>> start Listing

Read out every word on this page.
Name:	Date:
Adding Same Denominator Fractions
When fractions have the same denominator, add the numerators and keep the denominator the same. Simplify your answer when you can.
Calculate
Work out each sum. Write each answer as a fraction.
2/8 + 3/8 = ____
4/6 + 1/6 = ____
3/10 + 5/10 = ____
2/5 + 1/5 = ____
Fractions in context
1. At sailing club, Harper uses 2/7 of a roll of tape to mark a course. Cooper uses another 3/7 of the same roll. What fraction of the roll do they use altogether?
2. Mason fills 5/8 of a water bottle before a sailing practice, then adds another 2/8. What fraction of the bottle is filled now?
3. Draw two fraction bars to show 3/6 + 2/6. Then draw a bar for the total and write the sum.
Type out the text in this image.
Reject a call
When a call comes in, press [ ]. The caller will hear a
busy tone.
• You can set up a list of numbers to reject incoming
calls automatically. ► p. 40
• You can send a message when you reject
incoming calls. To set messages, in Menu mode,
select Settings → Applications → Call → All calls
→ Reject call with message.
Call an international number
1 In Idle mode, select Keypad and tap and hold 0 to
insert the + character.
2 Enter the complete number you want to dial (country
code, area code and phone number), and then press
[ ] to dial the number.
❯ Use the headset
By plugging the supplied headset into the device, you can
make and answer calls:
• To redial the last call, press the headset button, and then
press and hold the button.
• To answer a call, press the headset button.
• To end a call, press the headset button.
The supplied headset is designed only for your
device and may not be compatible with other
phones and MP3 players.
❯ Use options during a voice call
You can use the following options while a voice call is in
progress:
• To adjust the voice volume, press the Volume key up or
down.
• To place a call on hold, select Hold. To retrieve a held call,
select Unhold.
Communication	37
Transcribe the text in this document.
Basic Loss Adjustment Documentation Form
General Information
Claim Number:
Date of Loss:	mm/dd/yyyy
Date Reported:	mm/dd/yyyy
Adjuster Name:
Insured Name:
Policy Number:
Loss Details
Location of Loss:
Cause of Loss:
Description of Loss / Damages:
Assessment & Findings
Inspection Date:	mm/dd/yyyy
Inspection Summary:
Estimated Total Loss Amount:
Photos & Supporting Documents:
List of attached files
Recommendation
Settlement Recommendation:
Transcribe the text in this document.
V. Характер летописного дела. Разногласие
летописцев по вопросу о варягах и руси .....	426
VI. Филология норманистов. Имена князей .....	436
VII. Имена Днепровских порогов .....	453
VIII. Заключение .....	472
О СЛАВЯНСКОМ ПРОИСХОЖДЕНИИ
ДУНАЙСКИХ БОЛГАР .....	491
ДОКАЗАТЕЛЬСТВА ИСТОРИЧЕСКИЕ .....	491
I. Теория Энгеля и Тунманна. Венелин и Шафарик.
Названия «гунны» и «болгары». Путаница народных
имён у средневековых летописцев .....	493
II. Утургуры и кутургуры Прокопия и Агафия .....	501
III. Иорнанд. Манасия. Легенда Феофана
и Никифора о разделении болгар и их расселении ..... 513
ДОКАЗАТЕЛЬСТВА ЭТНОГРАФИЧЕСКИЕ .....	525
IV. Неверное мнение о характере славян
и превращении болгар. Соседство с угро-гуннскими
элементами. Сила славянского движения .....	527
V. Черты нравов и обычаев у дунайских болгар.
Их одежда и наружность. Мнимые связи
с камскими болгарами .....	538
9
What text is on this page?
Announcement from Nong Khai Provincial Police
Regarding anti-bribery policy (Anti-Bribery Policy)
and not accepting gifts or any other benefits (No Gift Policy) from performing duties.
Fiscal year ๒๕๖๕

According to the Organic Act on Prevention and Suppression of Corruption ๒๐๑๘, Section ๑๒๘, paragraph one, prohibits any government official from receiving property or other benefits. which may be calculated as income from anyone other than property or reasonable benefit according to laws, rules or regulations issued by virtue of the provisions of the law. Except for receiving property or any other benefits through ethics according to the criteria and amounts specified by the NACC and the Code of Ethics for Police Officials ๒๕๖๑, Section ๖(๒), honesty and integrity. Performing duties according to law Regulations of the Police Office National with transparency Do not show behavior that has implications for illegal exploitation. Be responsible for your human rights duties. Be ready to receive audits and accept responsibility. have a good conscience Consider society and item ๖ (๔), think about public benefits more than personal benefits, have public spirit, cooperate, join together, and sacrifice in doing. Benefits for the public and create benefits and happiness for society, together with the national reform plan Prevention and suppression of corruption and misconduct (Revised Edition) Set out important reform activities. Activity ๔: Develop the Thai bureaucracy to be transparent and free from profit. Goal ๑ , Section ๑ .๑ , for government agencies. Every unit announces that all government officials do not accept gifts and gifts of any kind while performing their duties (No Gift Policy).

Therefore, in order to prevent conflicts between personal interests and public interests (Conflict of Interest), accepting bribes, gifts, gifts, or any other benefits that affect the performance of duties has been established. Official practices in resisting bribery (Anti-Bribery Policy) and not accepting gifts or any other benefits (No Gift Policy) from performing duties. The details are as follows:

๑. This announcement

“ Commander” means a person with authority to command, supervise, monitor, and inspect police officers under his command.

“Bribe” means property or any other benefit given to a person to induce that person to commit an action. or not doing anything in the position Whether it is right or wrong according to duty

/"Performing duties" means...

>> end Listing

» Written instruction: Across the material above, count every line holding "supplied" and write down only the number.

» Solution: 2